» **STATED EXERCISE**
Copy out all the lines in the records that include the word "title".

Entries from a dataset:
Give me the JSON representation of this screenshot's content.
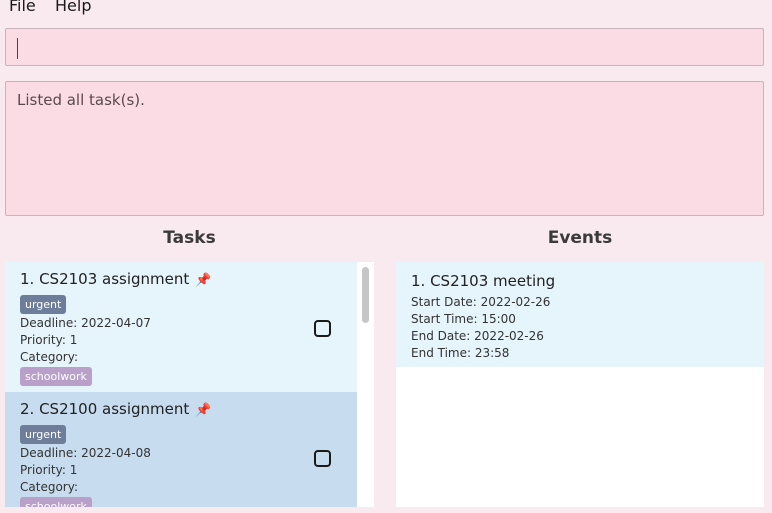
{
  "menu": {
    "file": "File",
    "help": "Help"
  },
  "command": {
    "value": ""
  },
  "result": {
    "text": "Listed all task(s)."
  },
  "tasks_panel": {
    "title": "Tasks",
    "items": [
      {
        "title": "1.  CS2103 assignment",
        "tag": "urgent",
        "deadline": "Deadline: 2022-04-07",
        "priority": "Priority: 1",
        "category_label": "Category:",
        "category": "schoolwork",
        "checked": false
      },
      {
        "title": "2.  CS2100 assignment",
        "tag": "urgent",
        "deadline": "Deadline: 2022-04-08",
        "priority": "Priority: 1",
        "category_label": "Category:",
        "category": "schoolwork",
        "checked": false
      }
    ]
  },
  "events_panel": {
    "title": "Events",
    "items": [
      {
        "title": "1.  CS2103 meeting",
        "start_date": "Start Date: 2022-02-26",
        "start_time": "Start Time: 15:00",
        "end_date": "End Date: 2022-02-26",
        "end_time": "End Time: 23:58"
      }
    ]
  },
  "icons": {
    "pin": "pushpin-icon",
    "checkbox": "checkbox-icon"
  },
  "colors": {
    "background": "#f9eaf0",
    "input_bg": "#fbdce5",
    "task_card_1": "#e6f4fc",
    "task_card_2_selected": "#c7dcef",
    "tag_urgent": "#6e7e9a",
    "tag_category": "#b8a0c8"
  }
}
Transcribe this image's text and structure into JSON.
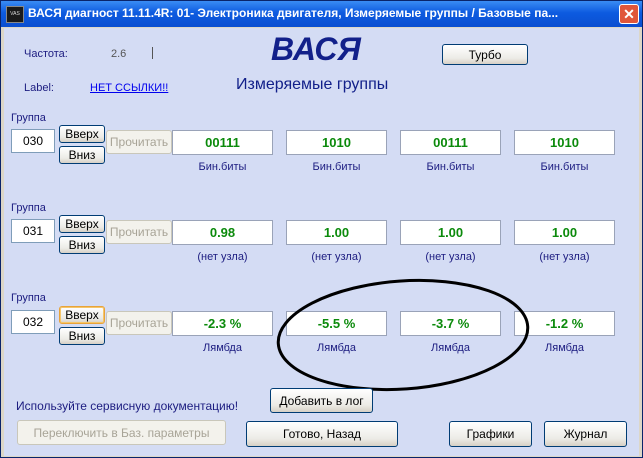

» **ANSWER FOR THIS EXERCISE**
    "title": "Tasks",
        "title": "1.  CS2103 assignment",
        "title": "2.  CS2100 assignment",
    "title": "Events",
        "title": "1.  CS2103 meeting",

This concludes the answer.